### TO BE DONE
Extract the listing below in full, unchanged.

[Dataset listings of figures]
....
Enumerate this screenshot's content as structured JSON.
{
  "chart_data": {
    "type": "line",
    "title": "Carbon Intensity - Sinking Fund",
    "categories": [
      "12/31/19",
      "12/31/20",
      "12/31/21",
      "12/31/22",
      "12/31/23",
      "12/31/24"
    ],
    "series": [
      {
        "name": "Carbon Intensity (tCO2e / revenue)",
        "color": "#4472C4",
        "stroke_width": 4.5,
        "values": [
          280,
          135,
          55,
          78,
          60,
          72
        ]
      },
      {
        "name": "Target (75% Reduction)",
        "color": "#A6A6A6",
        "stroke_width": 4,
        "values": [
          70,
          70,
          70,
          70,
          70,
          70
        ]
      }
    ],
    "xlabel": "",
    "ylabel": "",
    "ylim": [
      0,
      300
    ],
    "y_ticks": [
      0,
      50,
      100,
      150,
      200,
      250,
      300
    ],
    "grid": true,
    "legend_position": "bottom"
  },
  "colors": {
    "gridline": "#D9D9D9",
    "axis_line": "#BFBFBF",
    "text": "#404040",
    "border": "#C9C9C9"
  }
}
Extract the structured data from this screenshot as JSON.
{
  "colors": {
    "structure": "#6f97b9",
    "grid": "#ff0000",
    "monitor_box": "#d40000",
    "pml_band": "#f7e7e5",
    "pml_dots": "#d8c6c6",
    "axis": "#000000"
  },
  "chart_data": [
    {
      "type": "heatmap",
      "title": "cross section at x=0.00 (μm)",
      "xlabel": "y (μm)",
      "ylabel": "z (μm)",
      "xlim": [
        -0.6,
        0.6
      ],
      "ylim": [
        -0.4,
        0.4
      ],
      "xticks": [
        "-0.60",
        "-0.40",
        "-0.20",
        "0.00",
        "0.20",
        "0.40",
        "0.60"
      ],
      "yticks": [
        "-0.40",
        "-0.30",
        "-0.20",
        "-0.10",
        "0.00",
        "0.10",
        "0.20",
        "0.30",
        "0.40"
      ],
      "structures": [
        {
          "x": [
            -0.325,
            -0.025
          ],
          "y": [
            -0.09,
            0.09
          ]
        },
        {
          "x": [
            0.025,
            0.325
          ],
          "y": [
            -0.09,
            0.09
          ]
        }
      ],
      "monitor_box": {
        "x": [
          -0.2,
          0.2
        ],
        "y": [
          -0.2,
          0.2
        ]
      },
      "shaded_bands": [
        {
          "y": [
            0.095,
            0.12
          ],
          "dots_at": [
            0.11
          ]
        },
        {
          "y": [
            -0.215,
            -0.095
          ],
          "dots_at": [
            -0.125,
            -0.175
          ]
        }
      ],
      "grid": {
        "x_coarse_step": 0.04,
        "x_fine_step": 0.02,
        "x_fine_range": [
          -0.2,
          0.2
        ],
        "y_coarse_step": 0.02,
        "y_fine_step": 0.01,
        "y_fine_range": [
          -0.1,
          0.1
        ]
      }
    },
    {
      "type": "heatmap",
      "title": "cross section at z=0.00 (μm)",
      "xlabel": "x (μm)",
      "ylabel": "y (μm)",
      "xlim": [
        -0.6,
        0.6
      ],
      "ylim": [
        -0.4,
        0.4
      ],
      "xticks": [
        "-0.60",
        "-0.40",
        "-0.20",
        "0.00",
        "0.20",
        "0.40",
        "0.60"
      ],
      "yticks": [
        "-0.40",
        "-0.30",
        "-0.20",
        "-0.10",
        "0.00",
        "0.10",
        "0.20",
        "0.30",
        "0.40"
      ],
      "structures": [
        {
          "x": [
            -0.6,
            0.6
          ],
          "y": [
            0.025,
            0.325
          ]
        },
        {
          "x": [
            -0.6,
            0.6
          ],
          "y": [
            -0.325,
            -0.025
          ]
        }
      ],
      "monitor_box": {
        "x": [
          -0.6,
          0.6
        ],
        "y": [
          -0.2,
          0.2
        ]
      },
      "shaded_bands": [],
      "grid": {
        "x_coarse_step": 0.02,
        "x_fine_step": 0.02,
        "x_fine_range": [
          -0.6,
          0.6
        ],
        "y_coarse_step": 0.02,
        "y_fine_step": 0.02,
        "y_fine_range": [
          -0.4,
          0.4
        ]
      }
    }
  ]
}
....
### IN RESPONSE
Enumerate this screenshot's content as structured JSON.
{
  "chart_data": {
    "type": "line",
    "title": "Carbon Intensity - Sinking Fund",
    "categories": [
      "12/31/19",
      "12/31/20",
      "12/31/21",
      "12/31/22",
      "12/31/23",
      "12/31/24"
    ],
    "series": [
      {
        "name": "Carbon Intensity (tCO2e / revenue)",
        "color": "#4472C4",
        "stroke_width": 4.5,
        "values": [
          280,
          135,
          55,
          78,
          60,
          72
        ]
      },
      {
        "name": "Target (75% Reduction)",
        "color": "#A6A6A6",
        "stroke_width": 4,
        "values": [
          70,
          70,
          70,
          70,
          70,
          70
        ]
      }
    ],
    "xlabel": "",
    "ylabel": "",
    "ylim": [
      0,
      300
    ],
    "y_ticks": [
      0,
      50,
      100,
      150,
      200,
      250,
      300
    ],
    "grid": true,
    "legend_position": "bottom"
  },
  "colors": {
    "gridline": "#D9D9D9",
    "axis_line": "#BFBFBF",
    "text": "#404040",
    "border": "#C9C9C9"
  }
}
Extract the structured data from this screenshot as JSON.
{
  "colors": {
    "structure": "#6f97b9",
    "grid": "#ff0000",
    "monitor_box": "#d40000",
    "pml_band": "#f7e7e5",
    "pml_dots": "#d8c6c6",
    "axis": "#000000"
  },
  "chart_data": [
    {
      "type": "heatmap",
      "title": "cross section at x=0.00 (μm)",
      "xlabel": "y (μm)",
      "ylabel": "z (μm)",
      "xlim": [
        -0.6,
        0.6
      ],
      "ylim": [
        -0.4,
        0.4
      ],
      "xticks": [
        "-0.60",
        "-0.40",
        "-0.20",
        "0.00",
        "0.20",
        "0.40",
        "0.60"
      ],
      "yticks": [
        "-0.40",
        "-0.30",
        "-0.20",
        "-0.10",
        "0.00",
        "0.10",
        "0.20",
        "0.30",
        "0.40"
      ],
      "structures": [
        {
          "x": [
            -0.325,
            -0.025
          ],
          "y": [
            -0.09,
            0.09
          ]
        },
        {
          "x": [
            0.025,
            0.325
          ],
          "y": [
            -0.09,
            0.09
          ]
        }
      ],
      "monitor_box": {
        "x": [
          -0.2,
          0.2
        ],
        "y": [
          -0.2,
          0.2
        ]
      },
      "shaded_bands": [
        {
          "y": [
            0.095,
            0.12
          ],
          "dots_at": [
            0.11
          ]
        },
        {
          "y": [
            -0.215,
            -0.095
          ],
          "dots_at": [
            -0.125,
            -0.175
          ]
        }
      ],
      "grid": {
        "x_coarse_step": 0.04,
        "x_fine_step": 0.02,
        "x_fine_range": [
          -0.2,
          0.2
        ],
        "y_coarse_step": 0.02,
        "y_fine_step": 0.01,
        "y_fine_range": [
          -0.1,
          0.1
        ]
      }
    },
    {
      "type": "heatmap",
      "title": "cross section at z=0.00 (μm)",
      "xlabel": "x (μm)",
      "ylabel": "y (μm)",
      "xlim": [
        -0.6,
        0.6
      ],
      "ylim": [
        -0.4,
        0.4
      ],
      "xticks": [
        "-0.60",
        "-0.40",
        "-0.20",
        "0.00",
        "0.20",
        "0.40",
        "0.60"
      ],
      "yticks": [
        "-0.40",
        "-0.30",
        "-0.20",
        "-0.10",
        "0.00",
        "0.10",
        "0.20",
        "0.30",
        "0.40"
      ],
      "structures": [
        {
          "x": [
            -0.6,
            0.6
          ],
          "y": [
            0.025,
            0.325
          ]
        },
        {
          "x": [
            -0.6,
            0.6
          ],
          "y": [
            -0.325,
            -0.025
          ]
        }
      ],
      "monitor_box": {
        "x": [
          -0.6,
          0.6
        ],
        "y": [
          -0.2,
          0.2
        ]
      },
      "shaded_bands": [],
      "grid": {
        "x_coarse_step": 0.02,
        "x_fine_step": 0.02,
        "x_fine_range": [
          -0.6,
          0.6
        ],
        "y_coarse_step": 0.02,
        "y_fine_step": 0.02,
        "y_fine_range": [
          -0.4,
          0.4
        ]
      }
    }
  ]
}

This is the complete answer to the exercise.